>> begin

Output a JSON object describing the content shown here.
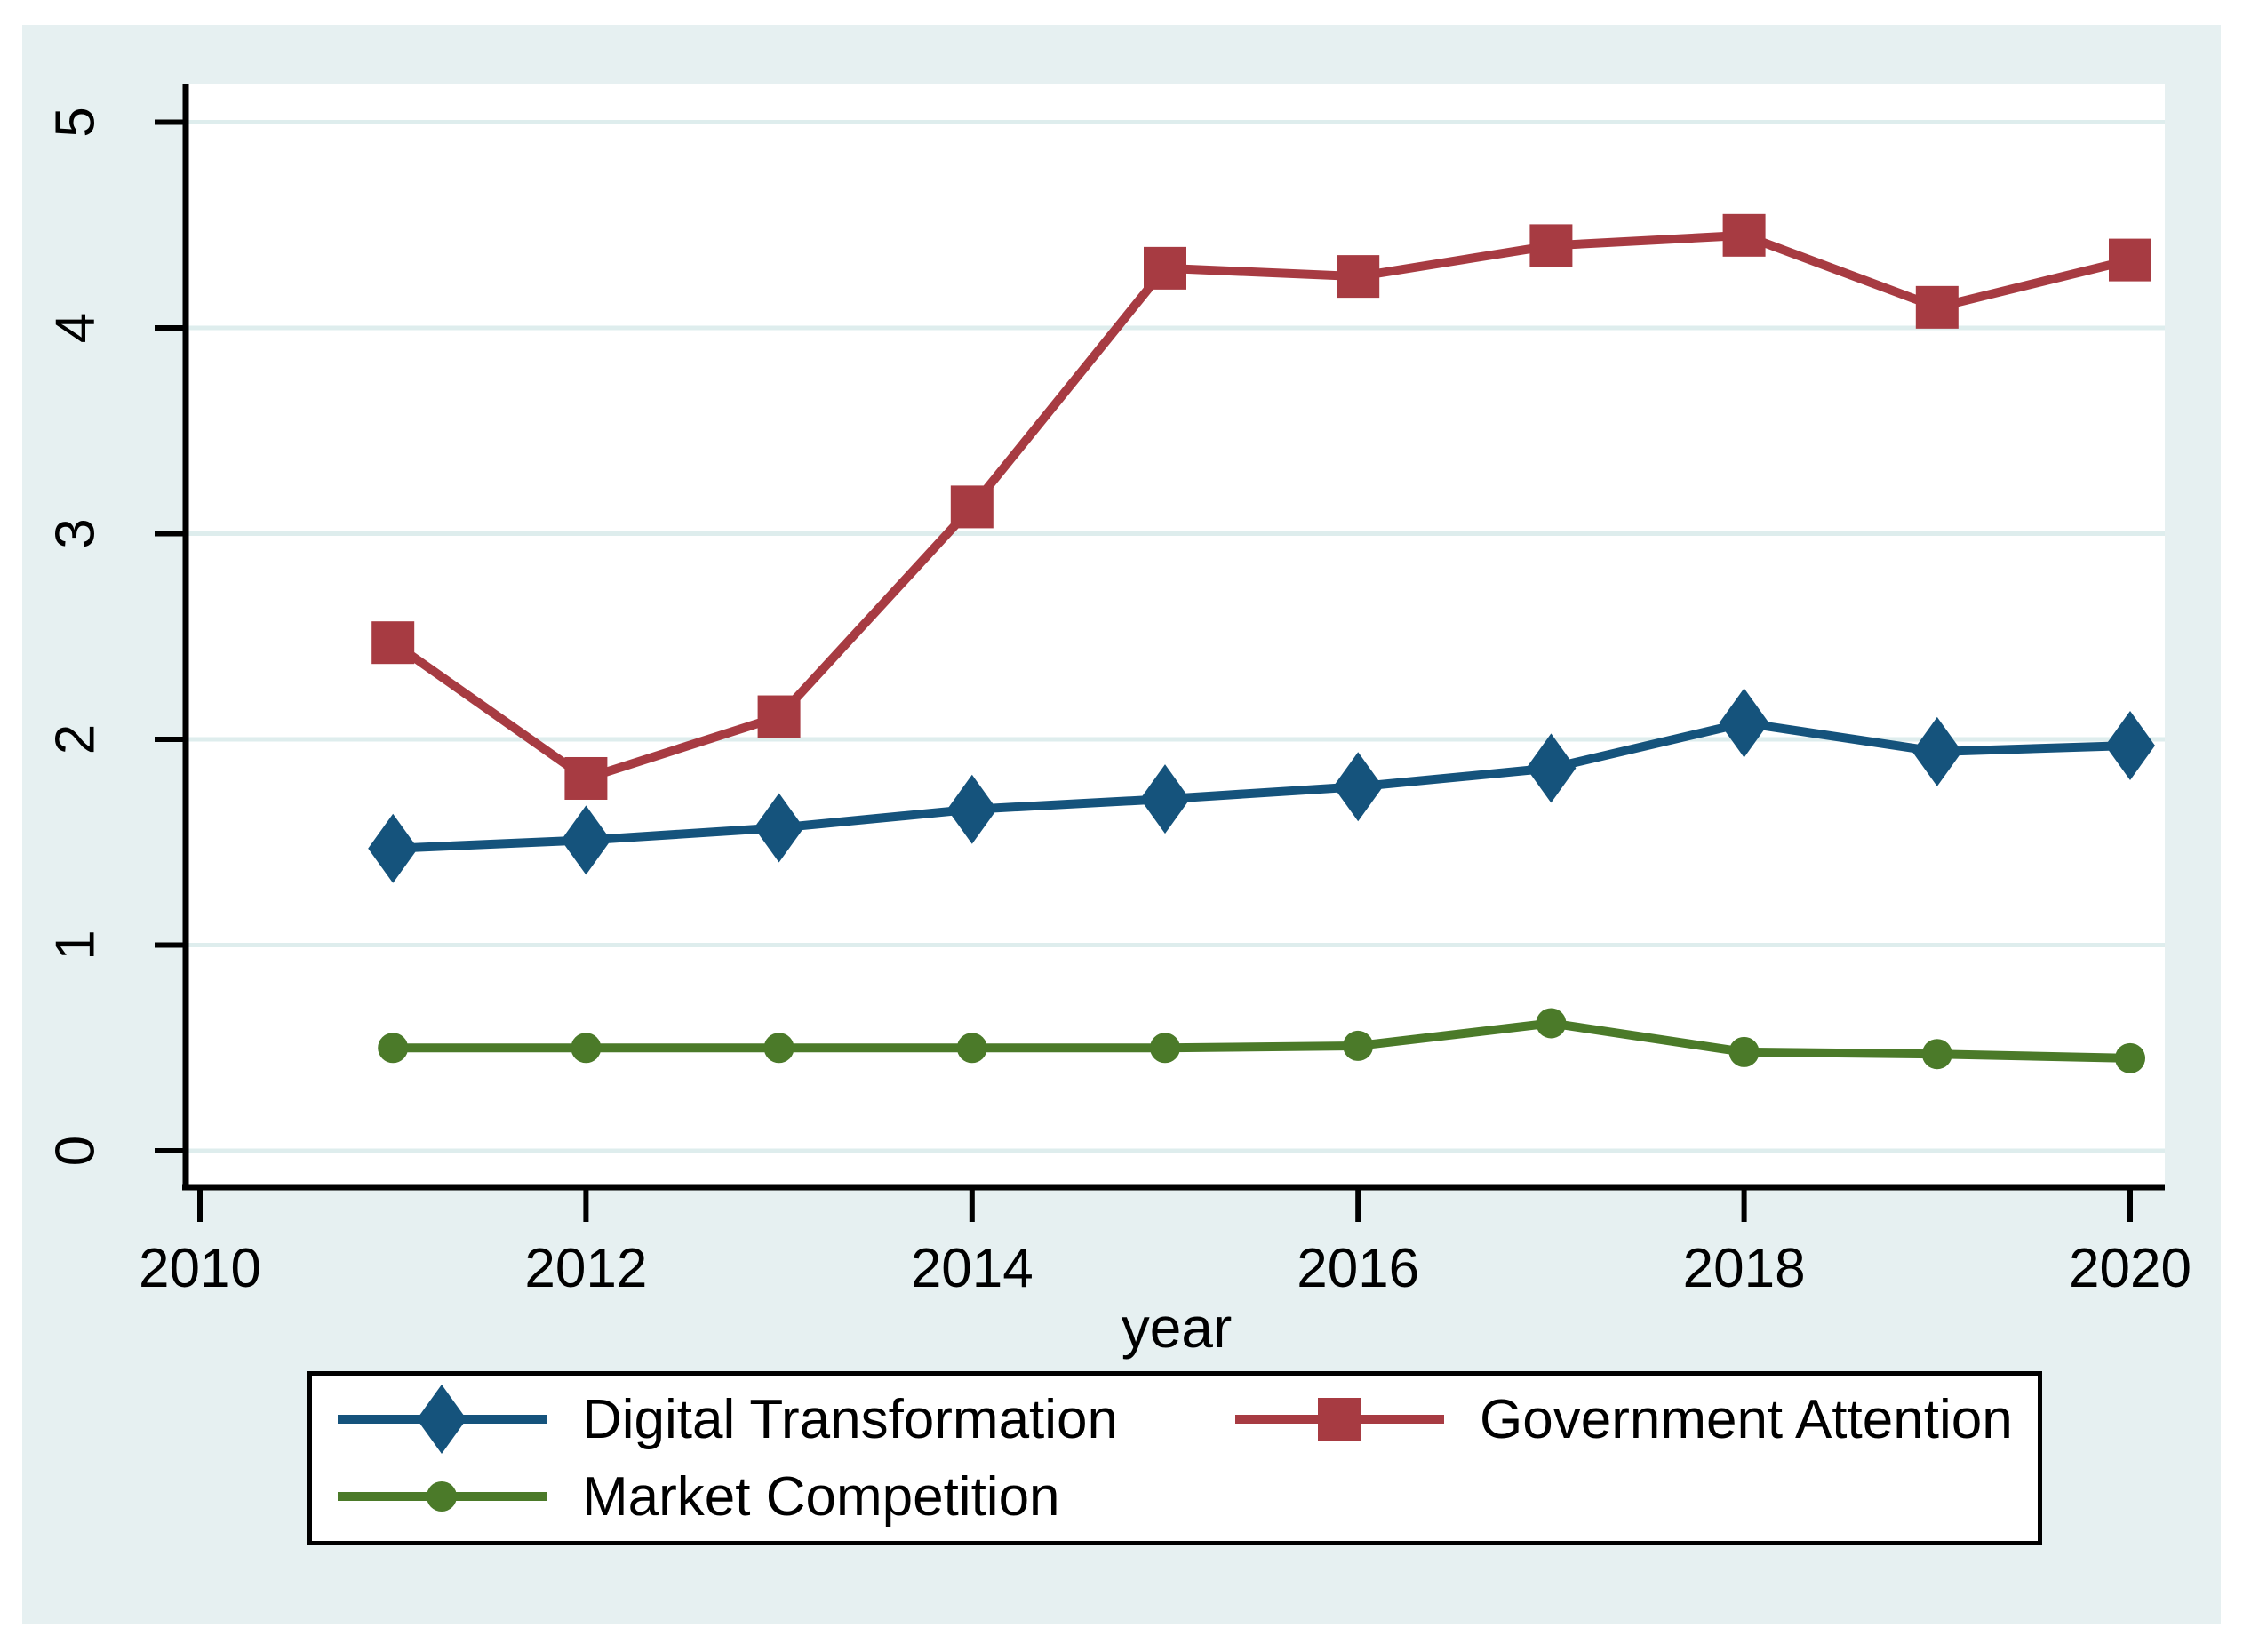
{
  "chart_data": {
    "type": "line",
    "x": [
      2011,
      2012,
      2013,
      2014,
      2015,
      2016,
      2017,
      2018,
      2019,
      2020
    ],
    "series": [
      {
        "name": "Digital Transformation",
        "marker": "diamond",
        "color": "#15537c",
        "values": [
          1.47,
          1.51,
          1.57,
          1.66,
          1.71,
          1.77,
          1.86,
          2.08,
          1.94,
          1.97
        ]
      },
      {
        "name": "Government Attention",
        "marker": "square",
        "color": "#a73b42",
        "values": [
          2.47,
          1.81,
          2.11,
          3.13,
          4.29,
          4.25,
          4.4,
          4.45,
          4.1,
          4.33
        ]
      },
      {
        "name": "Market Competition",
        "marker": "circle",
        "color": "#4b7a29",
        "values": [
          0.5,
          0.5,
          0.5,
          0.5,
          0.5,
          0.51,
          0.62,
          0.48,
          0.47,
          0.45
        ]
      }
    ],
    "title": "",
    "xlabel": "year",
    "ylabel": "",
    "x_ticks": [
      "2010",
      "2012",
      "2014",
      "2016",
      "2018",
      "2020"
    ],
    "x_tick_values": [
      2010,
      2012,
      2014,
      2016,
      2018,
      2020
    ],
    "y_ticks": [
      "0",
      "1",
      "2",
      "3",
      "4",
      "5"
    ],
    "y_tick_values": [
      0,
      1,
      2,
      3,
      4,
      5
    ],
    "xlim": [
      2009.94,
      2020.18
    ],
    "ylim": [
      -0.18,
      5.18
    ],
    "grid": "horizontal",
    "legend_position": "bottom"
  },
  "axis": {
    "x_title": "year"
  },
  "colors": {
    "page_background": "#ffffff",
    "figure_background": "#e6f0f1",
    "plot_background": "#ffffff",
    "gridline": "#deeded",
    "axis_line": "#000000",
    "tick_label": "#000000"
  }
}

>> end

### WHAT THE TASK REQUIRES
Pictures don't belong in the copy. Restate all the entries exactly.

### ANSWER BELOW
Output a JSON object describing the content shown here.
{
  "chart_data": {
    "type": "line",
    "x": [
      2011,
      2012,
      2013,
      2014,
      2015,
      2016,
      2017,
      2018,
      2019,
      2020
    ],
    "series": [
      {
        "name": "Digital Transformation",
        "marker": "diamond",
        "color": "#15537c",
        "values": [
          1.47,
          1.51,
          1.57,
          1.66,
          1.71,
          1.77,
          1.86,
          2.08,
          1.94,
          1.97
        ]
      },
      {
        "name": "Government Attention",
        "marker": "square",
        "color": "#a73b42",
        "values": [
          2.47,
          1.81,
          2.11,
          3.13,
          4.29,
          4.25,
          4.4,
          4.45,
          4.1,
          4.33
        ]
      },
      {
        "name": "Market Competition",
        "marker": "circle",
        "color": "#4b7a29",
        "values": [
          0.5,
          0.5,
          0.5,
          0.5,
          0.5,
          0.51,
          0.62,
          0.48,
          0.47,
          0.45
        ]
      }
    ],
    "title": "",
    "xlabel": "year",
    "ylabel": "",
    "x_ticks": [
      "2010",
      "2012",
      "2014",
      "2016",
      "2018",
      "2020"
    ],
    "x_tick_values": [
      2010,
      2012,
      2014,
      2016,
      2018,
      2020
    ],
    "y_ticks": [
      "0",
      "1",
      "2",
      "3",
      "4",
      "5"
    ],
    "y_tick_values": [
      0,
      1,
      2,
      3,
      4,
      5
    ],
    "xlim": [
      2009.94,
      2020.18
    ],
    "ylim": [
      -0.18,
      5.18
    ],
    "grid": "horizontal",
    "legend_position": "bottom"
  },
  "axis": {
    "x_title": "year"
  },
  "colors": {
    "page_background": "#ffffff",
    "figure_background": "#e6f0f1",
    "plot_background": "#ffffff",
    "gridline": "#deeded",
    "axis_line": "#000000",
    "tick_label": "#000000"
  }
}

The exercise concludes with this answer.